Dataset rows
====================

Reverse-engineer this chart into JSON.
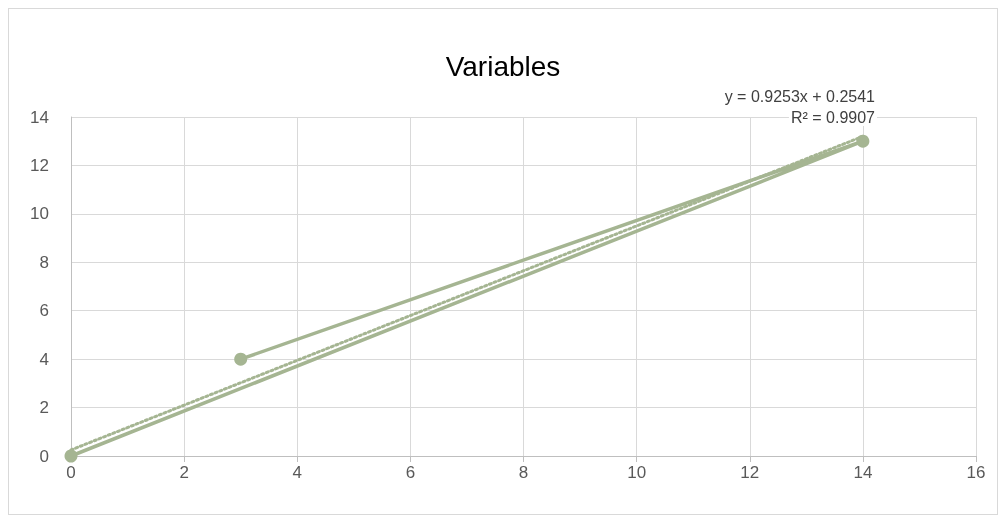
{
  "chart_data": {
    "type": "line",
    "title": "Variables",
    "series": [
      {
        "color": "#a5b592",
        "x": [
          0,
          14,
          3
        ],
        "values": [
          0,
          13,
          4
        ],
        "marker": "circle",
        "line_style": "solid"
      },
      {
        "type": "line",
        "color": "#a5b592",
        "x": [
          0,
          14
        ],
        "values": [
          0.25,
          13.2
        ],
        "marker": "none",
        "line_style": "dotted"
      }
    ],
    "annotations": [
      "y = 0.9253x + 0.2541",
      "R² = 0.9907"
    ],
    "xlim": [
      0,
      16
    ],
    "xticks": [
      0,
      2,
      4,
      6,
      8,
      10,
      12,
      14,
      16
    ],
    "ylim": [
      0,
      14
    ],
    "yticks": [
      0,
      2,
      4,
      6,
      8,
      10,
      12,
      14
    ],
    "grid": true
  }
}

====================

▶ [Job]: Restate the whole listing above exactly, please, omitting every image.

▶ [Finished task]:
Reverse-engineer this chart into JSON.
{
  "chart_data": {
    "type": "line",
    "title": "Variables",
    "series": [
      {
        "color": "#a5b592",
        "x": [
          0,
          14,
          3
        ],
        "values": [
          0,
          13,
          4
        ],
        "marker": "circle",
        "line_style": "solid"
      },
      {
        "type": "line",
        "color": "#a5b592",
        "x": [
          0,
          14
        ],
        "values": [
          0.25,
          13.2
        ],
        "marker": "none",
        "line_style": "dotted"
      }
    ],
    "annotations": [
      "y = 0.9253x + 0.2541",
      "R² = 0.9907"
    ],
    "xlim": [
      0,
      16
    ],
    "xticks": [
      0,
      2,
      4,
      6,
      8,
      10,
      12,
      14,
      16
    ],
    "ylim": [
      0,
      14
    ],
    "yticks": [
      0,
      2,
      4,
      6,
      8,
      10,
      12,
      14
    ],
    "grid": true
  }
}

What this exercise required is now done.